■ GOAL OF THE EXERCISE ■
Give the number of lines in the records below that include "object", and nothing more.

■ ENTRIES SHOWN ■
== == ==
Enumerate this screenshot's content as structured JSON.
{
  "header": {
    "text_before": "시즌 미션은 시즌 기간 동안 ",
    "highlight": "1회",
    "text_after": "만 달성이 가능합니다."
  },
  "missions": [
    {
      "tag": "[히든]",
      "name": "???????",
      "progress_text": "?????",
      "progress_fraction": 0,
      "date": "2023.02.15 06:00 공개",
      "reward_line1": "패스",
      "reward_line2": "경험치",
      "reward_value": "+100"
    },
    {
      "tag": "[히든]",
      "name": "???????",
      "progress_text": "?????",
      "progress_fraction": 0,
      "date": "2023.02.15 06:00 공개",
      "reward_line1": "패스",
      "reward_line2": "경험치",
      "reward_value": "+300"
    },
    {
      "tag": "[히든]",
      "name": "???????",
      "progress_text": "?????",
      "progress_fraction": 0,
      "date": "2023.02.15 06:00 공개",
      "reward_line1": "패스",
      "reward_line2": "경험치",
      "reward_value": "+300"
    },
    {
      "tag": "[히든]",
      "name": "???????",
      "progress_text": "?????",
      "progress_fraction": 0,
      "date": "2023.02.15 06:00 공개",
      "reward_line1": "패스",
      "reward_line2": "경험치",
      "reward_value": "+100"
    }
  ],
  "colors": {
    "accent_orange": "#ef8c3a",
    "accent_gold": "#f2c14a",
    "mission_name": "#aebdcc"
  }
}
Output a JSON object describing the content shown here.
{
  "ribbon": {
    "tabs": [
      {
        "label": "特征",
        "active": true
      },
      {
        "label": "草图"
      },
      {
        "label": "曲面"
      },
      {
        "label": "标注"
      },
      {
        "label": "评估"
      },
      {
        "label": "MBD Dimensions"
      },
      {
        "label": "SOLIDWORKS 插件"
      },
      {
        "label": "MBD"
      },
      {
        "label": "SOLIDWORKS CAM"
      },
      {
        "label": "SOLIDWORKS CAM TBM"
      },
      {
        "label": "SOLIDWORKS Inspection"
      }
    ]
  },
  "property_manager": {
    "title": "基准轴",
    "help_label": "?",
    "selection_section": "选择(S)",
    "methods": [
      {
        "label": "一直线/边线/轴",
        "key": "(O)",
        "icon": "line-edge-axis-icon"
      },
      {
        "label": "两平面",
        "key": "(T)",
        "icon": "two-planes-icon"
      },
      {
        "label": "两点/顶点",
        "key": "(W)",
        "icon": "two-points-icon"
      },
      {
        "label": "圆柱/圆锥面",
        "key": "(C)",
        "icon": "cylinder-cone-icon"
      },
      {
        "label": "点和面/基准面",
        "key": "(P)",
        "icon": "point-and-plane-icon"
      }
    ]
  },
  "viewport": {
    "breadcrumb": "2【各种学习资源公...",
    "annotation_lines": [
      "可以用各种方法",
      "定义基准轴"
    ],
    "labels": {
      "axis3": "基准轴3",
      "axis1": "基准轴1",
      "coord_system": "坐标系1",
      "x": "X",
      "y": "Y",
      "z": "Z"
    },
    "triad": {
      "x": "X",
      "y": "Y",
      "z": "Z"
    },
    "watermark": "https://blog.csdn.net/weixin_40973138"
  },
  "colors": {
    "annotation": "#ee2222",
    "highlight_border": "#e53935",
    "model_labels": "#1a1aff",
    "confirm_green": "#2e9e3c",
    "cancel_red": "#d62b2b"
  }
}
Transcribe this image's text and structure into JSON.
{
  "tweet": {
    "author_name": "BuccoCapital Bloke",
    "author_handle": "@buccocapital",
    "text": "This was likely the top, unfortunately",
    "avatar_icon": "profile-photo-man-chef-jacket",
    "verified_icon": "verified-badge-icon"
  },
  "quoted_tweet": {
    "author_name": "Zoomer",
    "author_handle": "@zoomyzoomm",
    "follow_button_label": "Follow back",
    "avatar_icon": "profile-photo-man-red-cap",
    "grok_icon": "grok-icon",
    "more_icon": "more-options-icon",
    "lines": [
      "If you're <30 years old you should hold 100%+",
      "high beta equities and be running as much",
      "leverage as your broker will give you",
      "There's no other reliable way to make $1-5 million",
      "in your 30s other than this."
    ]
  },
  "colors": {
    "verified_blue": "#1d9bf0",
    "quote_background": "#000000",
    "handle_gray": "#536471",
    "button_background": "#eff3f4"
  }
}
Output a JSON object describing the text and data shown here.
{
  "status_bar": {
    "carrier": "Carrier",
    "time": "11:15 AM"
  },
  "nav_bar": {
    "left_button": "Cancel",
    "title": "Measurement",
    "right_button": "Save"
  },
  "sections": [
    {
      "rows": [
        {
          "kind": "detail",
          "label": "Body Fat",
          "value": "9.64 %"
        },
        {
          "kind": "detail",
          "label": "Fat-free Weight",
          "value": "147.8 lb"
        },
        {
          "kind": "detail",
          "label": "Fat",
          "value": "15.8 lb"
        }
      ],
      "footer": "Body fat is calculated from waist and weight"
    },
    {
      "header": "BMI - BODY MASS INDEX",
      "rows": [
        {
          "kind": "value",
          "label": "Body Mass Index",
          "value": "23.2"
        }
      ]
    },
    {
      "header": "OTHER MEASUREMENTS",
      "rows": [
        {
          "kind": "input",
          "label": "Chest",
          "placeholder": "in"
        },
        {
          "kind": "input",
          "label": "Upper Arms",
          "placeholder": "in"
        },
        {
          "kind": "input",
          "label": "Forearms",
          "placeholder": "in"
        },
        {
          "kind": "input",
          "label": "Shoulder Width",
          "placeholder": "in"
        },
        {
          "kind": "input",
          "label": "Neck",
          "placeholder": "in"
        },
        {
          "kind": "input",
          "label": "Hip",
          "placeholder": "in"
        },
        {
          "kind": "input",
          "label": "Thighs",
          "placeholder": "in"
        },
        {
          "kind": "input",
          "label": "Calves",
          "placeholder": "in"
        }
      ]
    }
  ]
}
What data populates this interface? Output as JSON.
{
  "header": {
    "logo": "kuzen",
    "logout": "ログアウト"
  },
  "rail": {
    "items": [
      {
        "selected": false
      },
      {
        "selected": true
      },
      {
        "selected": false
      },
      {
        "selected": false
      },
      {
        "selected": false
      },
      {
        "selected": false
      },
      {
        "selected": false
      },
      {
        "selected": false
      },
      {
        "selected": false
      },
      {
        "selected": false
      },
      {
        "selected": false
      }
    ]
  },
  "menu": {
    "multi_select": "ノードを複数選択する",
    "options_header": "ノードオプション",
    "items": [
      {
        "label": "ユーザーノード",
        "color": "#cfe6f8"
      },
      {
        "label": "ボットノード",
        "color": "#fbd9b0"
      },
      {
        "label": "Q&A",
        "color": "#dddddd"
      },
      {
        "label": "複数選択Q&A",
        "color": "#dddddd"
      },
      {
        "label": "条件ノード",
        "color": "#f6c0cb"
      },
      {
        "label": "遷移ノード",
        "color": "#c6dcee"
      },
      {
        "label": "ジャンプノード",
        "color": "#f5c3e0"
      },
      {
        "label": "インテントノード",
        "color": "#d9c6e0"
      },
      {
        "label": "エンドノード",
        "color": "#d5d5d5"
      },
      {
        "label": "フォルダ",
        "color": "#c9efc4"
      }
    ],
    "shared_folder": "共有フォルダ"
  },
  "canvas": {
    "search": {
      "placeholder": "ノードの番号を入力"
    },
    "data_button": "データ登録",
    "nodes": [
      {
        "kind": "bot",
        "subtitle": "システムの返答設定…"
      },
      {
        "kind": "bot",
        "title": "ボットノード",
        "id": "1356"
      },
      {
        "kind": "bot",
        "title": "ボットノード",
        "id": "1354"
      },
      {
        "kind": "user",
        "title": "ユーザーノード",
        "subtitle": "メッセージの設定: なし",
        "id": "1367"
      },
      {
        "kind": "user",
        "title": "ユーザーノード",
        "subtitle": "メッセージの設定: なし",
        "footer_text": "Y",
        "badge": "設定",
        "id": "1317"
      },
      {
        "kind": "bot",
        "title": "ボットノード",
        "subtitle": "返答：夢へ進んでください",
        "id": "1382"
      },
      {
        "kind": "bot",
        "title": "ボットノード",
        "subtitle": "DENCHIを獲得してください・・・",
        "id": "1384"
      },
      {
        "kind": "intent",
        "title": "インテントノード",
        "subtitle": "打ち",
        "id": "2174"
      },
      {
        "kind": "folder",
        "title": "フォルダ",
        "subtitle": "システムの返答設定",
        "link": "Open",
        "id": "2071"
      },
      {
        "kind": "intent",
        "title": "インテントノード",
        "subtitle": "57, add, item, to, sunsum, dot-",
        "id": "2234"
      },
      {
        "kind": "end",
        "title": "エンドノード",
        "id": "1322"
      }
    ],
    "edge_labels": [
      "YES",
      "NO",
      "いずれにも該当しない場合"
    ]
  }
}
== == ==
■ RESULT FOR THIS EXERCISE ■
2